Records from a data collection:
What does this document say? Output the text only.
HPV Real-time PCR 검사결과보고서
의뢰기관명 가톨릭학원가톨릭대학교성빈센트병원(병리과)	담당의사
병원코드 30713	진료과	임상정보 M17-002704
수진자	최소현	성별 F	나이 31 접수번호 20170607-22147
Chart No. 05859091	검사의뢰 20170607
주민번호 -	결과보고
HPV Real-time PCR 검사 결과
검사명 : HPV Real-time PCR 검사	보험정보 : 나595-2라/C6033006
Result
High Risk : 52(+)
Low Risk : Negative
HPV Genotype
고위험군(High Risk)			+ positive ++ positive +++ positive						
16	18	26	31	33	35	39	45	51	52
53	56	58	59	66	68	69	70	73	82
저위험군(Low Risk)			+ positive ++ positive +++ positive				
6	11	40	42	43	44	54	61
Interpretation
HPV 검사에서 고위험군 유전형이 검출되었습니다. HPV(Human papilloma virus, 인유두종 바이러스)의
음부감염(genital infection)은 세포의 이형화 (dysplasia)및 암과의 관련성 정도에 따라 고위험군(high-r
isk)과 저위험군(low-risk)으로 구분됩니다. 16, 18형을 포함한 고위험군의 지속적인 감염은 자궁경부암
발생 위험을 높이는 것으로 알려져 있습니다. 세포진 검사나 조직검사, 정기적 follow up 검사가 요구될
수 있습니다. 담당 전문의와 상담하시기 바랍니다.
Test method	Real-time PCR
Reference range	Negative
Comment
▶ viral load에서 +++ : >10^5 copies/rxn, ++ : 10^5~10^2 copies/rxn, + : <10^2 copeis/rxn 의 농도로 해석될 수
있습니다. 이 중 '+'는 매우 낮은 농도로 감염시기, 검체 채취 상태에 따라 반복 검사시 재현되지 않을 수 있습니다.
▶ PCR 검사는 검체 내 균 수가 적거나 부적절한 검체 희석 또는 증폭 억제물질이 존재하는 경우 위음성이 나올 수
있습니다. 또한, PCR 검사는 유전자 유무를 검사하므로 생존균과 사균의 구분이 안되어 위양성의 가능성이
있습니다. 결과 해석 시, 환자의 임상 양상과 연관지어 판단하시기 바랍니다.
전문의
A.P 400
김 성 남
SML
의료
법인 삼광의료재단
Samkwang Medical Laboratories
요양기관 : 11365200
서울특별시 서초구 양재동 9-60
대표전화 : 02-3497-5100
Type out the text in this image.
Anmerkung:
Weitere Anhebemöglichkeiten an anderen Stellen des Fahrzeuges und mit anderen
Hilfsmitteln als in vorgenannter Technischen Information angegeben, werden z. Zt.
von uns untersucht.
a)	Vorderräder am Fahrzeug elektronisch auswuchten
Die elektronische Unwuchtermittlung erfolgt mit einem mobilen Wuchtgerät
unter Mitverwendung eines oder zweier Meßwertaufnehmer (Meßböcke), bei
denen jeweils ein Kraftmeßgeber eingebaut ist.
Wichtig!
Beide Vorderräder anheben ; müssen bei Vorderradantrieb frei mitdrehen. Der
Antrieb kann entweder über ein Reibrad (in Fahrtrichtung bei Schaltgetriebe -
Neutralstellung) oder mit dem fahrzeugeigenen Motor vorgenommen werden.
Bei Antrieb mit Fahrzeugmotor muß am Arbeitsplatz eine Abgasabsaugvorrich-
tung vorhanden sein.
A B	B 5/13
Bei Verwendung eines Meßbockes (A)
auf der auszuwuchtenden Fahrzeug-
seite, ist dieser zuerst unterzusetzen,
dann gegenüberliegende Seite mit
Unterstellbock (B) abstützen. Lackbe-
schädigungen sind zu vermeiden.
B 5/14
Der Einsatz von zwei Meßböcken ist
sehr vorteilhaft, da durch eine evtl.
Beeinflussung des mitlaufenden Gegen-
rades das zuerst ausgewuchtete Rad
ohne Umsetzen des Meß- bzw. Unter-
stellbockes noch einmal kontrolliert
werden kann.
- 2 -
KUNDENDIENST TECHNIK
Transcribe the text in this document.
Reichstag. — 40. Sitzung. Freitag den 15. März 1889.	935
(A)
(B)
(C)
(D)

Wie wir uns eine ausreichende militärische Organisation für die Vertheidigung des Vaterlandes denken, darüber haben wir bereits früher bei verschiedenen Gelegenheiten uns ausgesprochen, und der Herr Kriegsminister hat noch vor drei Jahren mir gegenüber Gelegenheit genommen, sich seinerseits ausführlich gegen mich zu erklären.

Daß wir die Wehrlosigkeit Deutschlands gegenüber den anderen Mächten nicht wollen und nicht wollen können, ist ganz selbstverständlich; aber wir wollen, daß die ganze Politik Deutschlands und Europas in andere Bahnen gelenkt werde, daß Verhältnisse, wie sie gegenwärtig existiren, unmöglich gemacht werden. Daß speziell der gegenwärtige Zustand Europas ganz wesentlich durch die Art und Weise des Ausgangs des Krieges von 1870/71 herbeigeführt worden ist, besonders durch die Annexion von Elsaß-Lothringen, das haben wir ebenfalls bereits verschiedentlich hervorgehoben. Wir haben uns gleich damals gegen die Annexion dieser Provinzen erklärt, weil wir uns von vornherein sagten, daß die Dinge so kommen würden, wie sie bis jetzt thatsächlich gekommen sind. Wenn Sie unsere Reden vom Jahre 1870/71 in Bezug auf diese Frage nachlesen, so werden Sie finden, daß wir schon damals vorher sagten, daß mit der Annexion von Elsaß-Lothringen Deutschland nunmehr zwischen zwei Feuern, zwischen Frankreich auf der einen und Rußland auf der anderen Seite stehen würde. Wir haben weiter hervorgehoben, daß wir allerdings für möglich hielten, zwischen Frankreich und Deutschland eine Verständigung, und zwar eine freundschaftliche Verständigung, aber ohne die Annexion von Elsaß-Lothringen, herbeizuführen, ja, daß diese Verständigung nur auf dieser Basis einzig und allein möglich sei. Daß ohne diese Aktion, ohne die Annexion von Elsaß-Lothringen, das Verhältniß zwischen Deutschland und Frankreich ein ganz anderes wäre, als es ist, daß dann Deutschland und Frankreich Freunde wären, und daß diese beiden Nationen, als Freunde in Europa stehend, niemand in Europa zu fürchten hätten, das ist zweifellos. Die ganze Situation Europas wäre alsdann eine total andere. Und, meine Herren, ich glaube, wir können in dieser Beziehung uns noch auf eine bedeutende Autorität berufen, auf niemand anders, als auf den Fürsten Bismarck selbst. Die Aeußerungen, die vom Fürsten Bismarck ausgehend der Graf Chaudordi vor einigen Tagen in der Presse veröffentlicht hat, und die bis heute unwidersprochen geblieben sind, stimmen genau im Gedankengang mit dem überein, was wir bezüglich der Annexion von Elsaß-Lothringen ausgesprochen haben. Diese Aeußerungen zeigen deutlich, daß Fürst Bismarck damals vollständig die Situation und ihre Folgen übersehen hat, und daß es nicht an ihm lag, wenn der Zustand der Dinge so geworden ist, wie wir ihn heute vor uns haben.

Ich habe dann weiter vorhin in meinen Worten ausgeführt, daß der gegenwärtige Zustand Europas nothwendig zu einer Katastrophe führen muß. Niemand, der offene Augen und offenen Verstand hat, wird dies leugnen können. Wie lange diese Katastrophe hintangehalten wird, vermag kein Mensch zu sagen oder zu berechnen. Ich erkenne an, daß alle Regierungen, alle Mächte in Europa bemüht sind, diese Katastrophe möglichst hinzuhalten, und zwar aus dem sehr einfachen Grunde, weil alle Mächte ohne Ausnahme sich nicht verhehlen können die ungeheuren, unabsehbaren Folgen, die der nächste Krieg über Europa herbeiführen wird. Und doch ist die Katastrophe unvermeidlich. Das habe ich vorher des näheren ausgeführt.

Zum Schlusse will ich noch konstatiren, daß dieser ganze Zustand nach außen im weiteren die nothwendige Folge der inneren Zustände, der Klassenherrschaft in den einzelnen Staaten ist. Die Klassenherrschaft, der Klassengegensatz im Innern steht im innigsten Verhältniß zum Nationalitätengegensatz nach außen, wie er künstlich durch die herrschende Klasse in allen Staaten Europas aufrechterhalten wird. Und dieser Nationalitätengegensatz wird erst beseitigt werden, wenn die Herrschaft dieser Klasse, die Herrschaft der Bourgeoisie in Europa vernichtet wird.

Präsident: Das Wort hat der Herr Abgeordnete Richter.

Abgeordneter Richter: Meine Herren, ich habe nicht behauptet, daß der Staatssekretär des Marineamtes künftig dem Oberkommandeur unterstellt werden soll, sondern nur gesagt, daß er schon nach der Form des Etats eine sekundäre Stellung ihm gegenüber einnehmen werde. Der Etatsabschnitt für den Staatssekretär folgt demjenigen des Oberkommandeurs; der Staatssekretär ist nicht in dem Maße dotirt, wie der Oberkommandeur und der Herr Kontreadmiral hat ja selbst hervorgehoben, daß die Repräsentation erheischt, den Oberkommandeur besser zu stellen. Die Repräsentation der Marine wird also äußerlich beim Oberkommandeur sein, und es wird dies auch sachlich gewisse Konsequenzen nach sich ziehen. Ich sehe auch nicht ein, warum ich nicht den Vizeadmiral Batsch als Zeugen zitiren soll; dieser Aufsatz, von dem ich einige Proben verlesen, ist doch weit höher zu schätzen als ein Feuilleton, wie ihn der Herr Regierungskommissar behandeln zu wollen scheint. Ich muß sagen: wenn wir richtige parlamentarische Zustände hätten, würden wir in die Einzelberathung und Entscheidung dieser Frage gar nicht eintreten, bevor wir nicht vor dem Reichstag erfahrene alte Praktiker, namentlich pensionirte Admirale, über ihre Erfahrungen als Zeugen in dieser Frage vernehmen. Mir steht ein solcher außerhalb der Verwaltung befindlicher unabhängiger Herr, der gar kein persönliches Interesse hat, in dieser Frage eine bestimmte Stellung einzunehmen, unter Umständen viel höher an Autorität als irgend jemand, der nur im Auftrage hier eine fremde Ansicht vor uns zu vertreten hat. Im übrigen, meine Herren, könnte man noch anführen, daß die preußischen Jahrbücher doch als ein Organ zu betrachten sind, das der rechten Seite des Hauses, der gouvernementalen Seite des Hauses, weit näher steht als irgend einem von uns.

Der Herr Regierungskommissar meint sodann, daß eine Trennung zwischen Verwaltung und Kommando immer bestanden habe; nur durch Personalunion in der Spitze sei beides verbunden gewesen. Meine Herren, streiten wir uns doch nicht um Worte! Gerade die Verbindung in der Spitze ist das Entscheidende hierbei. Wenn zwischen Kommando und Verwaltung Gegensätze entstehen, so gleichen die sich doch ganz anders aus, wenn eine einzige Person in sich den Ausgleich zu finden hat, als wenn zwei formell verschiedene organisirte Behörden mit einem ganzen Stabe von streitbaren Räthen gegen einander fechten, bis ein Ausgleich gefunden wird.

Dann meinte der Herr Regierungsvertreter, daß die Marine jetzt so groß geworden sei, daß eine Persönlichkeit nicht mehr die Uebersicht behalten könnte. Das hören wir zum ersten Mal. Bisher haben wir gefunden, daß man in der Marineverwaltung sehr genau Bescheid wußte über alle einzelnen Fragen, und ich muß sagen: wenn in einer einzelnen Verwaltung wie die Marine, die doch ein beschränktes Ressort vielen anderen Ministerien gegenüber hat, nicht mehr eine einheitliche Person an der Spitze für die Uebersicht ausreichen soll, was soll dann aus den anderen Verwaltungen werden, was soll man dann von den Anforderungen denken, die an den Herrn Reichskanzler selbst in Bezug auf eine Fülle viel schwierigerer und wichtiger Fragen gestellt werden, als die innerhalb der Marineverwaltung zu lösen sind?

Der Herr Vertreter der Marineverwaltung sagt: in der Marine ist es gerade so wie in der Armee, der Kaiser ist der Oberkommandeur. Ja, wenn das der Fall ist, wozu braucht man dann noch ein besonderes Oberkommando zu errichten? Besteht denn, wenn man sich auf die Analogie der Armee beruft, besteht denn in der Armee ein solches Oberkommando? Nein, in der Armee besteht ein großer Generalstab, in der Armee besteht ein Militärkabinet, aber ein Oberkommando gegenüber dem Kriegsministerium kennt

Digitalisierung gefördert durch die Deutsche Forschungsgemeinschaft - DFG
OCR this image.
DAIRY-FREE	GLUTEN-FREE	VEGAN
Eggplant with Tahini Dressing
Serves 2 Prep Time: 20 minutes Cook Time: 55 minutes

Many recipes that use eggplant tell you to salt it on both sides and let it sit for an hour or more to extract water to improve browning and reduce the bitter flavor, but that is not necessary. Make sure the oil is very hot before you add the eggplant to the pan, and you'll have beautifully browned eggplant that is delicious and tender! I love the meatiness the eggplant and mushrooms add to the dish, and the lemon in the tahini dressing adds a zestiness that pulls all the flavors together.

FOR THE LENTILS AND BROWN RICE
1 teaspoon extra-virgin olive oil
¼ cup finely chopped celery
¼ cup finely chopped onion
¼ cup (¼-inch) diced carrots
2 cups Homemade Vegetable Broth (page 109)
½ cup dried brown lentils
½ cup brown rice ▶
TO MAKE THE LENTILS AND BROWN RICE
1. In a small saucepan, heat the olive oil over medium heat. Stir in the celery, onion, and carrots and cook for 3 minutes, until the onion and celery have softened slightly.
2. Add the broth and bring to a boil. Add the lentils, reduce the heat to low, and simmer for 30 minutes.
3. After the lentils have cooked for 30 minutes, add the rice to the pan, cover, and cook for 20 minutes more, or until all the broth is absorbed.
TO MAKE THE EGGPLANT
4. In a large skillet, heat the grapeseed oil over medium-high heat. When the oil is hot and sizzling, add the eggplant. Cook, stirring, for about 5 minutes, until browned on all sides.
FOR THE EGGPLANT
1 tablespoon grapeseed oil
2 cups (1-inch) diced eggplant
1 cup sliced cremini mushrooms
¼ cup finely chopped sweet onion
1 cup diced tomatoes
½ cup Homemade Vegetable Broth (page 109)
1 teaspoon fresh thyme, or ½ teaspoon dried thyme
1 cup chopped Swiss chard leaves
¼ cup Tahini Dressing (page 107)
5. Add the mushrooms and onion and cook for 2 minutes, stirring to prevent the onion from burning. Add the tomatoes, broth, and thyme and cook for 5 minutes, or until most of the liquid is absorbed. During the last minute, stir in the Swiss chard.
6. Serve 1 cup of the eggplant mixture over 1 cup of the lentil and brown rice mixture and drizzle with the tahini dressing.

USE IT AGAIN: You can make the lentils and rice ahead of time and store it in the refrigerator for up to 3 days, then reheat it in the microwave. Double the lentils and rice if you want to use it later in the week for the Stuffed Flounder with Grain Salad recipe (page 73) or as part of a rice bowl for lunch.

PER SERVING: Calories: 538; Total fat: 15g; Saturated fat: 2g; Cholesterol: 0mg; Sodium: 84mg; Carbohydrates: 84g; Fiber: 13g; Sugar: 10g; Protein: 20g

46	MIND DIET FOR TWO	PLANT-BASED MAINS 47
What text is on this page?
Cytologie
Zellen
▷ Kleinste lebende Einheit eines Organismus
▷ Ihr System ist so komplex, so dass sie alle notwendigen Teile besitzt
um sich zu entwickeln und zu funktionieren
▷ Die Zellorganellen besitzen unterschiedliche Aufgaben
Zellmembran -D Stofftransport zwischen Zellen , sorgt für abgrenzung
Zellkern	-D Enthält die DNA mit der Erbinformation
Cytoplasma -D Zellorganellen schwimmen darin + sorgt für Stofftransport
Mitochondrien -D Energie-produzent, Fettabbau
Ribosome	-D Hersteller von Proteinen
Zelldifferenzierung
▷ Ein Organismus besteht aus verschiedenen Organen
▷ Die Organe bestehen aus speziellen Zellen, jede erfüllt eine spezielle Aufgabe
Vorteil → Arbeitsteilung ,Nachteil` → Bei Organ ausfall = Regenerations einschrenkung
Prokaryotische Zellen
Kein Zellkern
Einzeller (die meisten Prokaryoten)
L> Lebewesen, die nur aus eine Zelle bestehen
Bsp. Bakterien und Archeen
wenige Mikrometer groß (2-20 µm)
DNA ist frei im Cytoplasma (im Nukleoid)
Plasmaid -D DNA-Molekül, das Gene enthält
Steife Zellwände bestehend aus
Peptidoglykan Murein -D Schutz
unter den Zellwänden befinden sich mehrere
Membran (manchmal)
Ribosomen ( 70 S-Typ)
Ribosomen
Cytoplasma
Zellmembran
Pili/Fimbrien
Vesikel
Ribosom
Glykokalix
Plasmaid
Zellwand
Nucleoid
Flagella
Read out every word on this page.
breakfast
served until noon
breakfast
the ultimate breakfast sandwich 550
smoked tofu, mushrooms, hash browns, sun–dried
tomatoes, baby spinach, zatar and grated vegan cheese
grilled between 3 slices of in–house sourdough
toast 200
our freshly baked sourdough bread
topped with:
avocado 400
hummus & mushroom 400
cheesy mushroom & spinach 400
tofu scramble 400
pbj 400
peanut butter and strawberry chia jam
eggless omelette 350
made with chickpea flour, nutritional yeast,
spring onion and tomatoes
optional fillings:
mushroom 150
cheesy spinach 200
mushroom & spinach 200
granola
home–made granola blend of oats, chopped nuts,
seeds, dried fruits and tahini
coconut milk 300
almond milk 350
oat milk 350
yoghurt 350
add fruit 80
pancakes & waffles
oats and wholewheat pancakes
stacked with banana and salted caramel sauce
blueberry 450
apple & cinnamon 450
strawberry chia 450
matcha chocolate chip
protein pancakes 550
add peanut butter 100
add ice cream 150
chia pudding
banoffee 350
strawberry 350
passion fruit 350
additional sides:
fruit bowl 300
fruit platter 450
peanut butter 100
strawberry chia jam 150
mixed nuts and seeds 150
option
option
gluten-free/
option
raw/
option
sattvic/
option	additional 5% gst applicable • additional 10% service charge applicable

**WHAT THE TASK ASKS:**
Collect the lines of the records that include the string "butter".

**SOLVED PROBLEM:**
peanut butter and strawberry chia jam
add peanut butter 100
peanut butter 100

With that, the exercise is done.